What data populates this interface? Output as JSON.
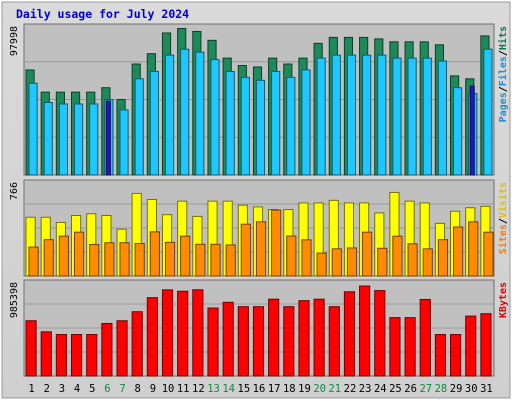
{
  "chart_data": {
    "type": "bar",
    "title": "Daily usage for July 2024",
    "categories": [
      "1",
      "2",
      "3",
      "4",
      "5",
      "6",
      "7",
      "8",
      "9",
      "10",
      "11",
      "12",
      "13",
      "14",
      "15",
      "16",
      "17",
      "18",
      "19",
      "20",
      "21",
      "22",
      "23",
      "24",
      "25",
      "26",
      "27",
      "28",
      "29",
      "30",
      "31"
    ],
    "weekend_days": [
      "6",
      "7",
      "13",
      "14",
      "20",
      "21",
      "27",
      "28"
    ],
    "panels": [
      {
        "id": "pages-files-hits",
        "ymax_label": "97998",
        "ymax": 97998,
        "legend": [
          {
            "label": "Pages",
            "color": "#1890d8"
          },
          {
            "label": "Files",
            "color": "#1890d8"
          },
          {
            "label": "Hits",
            "color": "#0f7a50"
          }
        ],
        "series": [
          {
            "name": "Hits",
            "color": "#1e8a5a",
            "values": [
              71000,
              56000,
              56000,
              56000,
              56000,
              59000,
              51000,
              75000,
              82000,
              96000,
              99000,
              97000,
              91000,
              79000,
              74000,
              73000,
              79000,
              75000,
              79000,
              89000,
              93000,
              93000,
              93000,
              92000,
              90000,
              90000,
              90000,
              88000,
              67000,
              65000,
              94000
            ]
          },
          {
            "name": "Files",
            "color": "#1ec8ff",
            "values": [
              62000,
              49000,
              48000,
              48000,
              48000,
              51000,
              44000,
              65000,
              70000,
              81000,
              85000,
              83000,
              78000,
              70000,
              66000,
              64000,
              70000,
              66000,
              71000,
              79000,
              81000,
              81000,
              81000,
              81000,
              79000,
              79000,
              79000,
              77000,
              59000,
              55000,
              85000
            ]
          },
          {
            "name": "Pages",
            "color": "#1a1acc",
            "values": [
              null,
              null,
              null,
              null,
              null,
              50000,
              null,
              null,
              null,
              null,
              null,
              null,
              null,
              null,
              null,
              null,
              null,
              null,
              null,
              null,
              null,
              null,
              null,
              null,
              null,
              null,
              null,
              null,
              null,
              60000,
              null
            ]
          }
        ]
      },
      {
        "id": "visits-sites",
        "ymax_label": "766",
        "ymax": 766,
        "legend": [
          {
            "label": "Sites",
            "color": "#f08000"
          },
          {
            "label": "Visits",
            "color": "#e0c000"
          }
        ],
        "series": [
          {
            "name": "Visits",
            "color": "#ffff00",
            "values": [
              500,
              500,
              456,
              515,
              530,
              515,
              398,
              703,
              651,
              522,
              637,
              507,
              637,
              637,
              603,
              588,
              566,
              566,
              622,
              622,
              644,
              622,
              622,
              537,
              711,
              637,
              622,
              448,
              551,
              581,
              593
            ]
          },
          {
            "name": "Sites",
            "color": "#ff8c00",
            "values": [
              246,
              309,
              339,
              373,
              268,
              283,
              283,
              276,
              376,
              286,
              339,
              270,
              270,
              264,
              441,
              461,
              561,
              340,
              308,
              195,
              231,
              239,
              373,
              236,
              339,
              274,
              231,
              309,
              417,
              461,
              373
            ]
          }
        ]
      },
      {
        "id": "kbytes",
        "ymax_label": "985398",
        "ymax": 985398,
        "legend": [
          {
            "label": "KBytes",
            "color": "#e00000"
          }
        ],
        "series": [
          {
            "name": "KBytes",
            "color": "#ff0000",
            "values": [
              605000,
              484000,
              454000,
              454000,
              454000,
              575000,
              605000,
              704000,
              858000,
              943000,
              928000,
              944000,
              744000,
              807000,
              759000,
              759000,
              841000,
              759000,
              825000,
              841000,
              759000,
              922000,
              985000,
              935000,
              639000,
              639000,
              838000,
              454000,
              454000,
              656000,
              682000
            ]
          }
        ]
      }
    ],
    "grid": true,
    "legend_placement": "right"
  }
}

* * * *

Reproduce all entries exactly. Pictures do not belong in the copy.

What data populates this interface? Output as JSON.
{
  "chart_data": {
    "type": "bar",
    "title": "Daily usage for July 2024",
    "categories": [
      "1",
      "2",
      "3",
      "4",
      "5",
      "6",
      "7",
      "8",
      "9",
      "10",
      "11",
      "12",
      "13",
      "14",
      "15",
      "16",
      "17",
      "18",
      "19",
      "20",
      "21",
      "22",
      "23",
      "24",
      "25",
      "26",
      "27",
      "28",
      "29",
      "30",
      "31"
    ],
    "weekend_days": [
      "6",
      "7",
      "13",
      "14",
      "20",
      "21",
      "27",
      "28"
    ],
    "panels": [
      {
        "id": "pages-files-hits",
        "ymax_label": "97998",
        "ymax": 97998,
        "legend": [
          {
            "label": "Pages",
            "color": "#1890d8"
          },
          {
            "label": "Files",
            "color": "#1890d8"
          },
          {
            "label": "Hits",
            "color": "#0f7a50"
          }
        ],
        "series": [
          {
            "name": "Hits",
            "color": "#1e8a5a",
            "values": [
              71000,
              56000,
              56000,
              56000,
              56000,
              59000,
              51000,
              75000,
              82000,
              96000,
              99000,
              97000,
              91000,
              79000,
              74000,
              73000,
              79000,
              75000,
              79000,
              89000,
              93000,
              93000,
              93000,
              92000,
              90000,
              90000,
              90000,
              88000,
              67000,
              65000,
              94000
            ]
          },
          {
            "name": "Files",
            "color": "#1ec8ff",
            "values": [
              62000,
              49000,
              48000,
              48000,
              48000,
              51000,
              44000,
              65000,
              70000,
              81000,
              85000,
              83000,
              78000,
              70000,
              66000,
              64000,
              70000,
              66000,
              71000,
              79000,
              81000,
              81000,
              81000,
              81000,
              79000,
              79000,
              79000,
              77000,
              59000,
              55000,
              85000
            ]
          },
          {
            "name": "Pages",
            "color": "#1a1acc",
            "values": [
              null,
              null,
              null,
              null,
              null,
              50000,
              null,
              null,
              null,
              null,
              null,
              null,
              null,
              null,
              null,
              null,
              null,
              null,
              null,
              null,
              null,
              null,
              null,
              null,
              null,
              null,
              null,
              null,
              null,
              60000,
              null
            ]
          }
        ]
      },
      {
        "id": "visits-sites",
        "ymax_label": "766",
        "ymax": 766,
        "legend": [
          {
            "label": "Sites",
            "color": "#f08000"
          },
          {
            "label": "Visits",
            "color": "#e0c000"
          }
        ],
        "series": [
          {
            "name": "Visits",
            "color": "#ffff00",
            "values": [
              500,
              500,
              456,
              515,
              530,
              515,
              398,
              703,
              651,
              522,
              637,
              507,
              637,
              637,
              603,
              588,
              566,
              566,
              622,
              622,
              644,
              622,
              622,
              537,
              711,
              637,
              622,
              448,
              551,
              581,
              593
            ]
          },
          {
            "name": "Sites",
            "color": "#ff8c00",
            "values": [
              246,
              309,
              339,
              373,
              268,
              283,
              283,
              276,
              376,
              286,
              339,
              270,
              270,
              264,
              441,
              461,
              561,
              340,
              308,
              195,
              231,
              239,
              373,
              236,
              339,
              274,
              231,
              309,
              417,
              461,
              373
            ]
          }
        ]
      },
      {
        "id": "kbytes",
        "ymax_label": "985398",
        "ymax": 985398,
        "legend": [
          {
            "label": "KBytes",
            "color": "#e00000"
          }
        ],
        "series": [
          {
            "name": "KBytes",
            "color": "#ff0000",
            "values": [
              605000,
              484000,
              454000,
              454000,
              454000,
              575000,
              605000,
              704000,
              858000,
              943000,
              928000,
              944000,
              744000,
              807000,
              759000,
              759000,
              841000,
              759000,
              825000,
              841000,
              759000,
              922000,
              985000,
              935000,
              639000,
              639000,
              838000,
              454000,
              454000,
              656000,
              682000
            ]
          }
        ]
      }
    ],
    "grid": true,
    "legend_placement": "right"
  }
}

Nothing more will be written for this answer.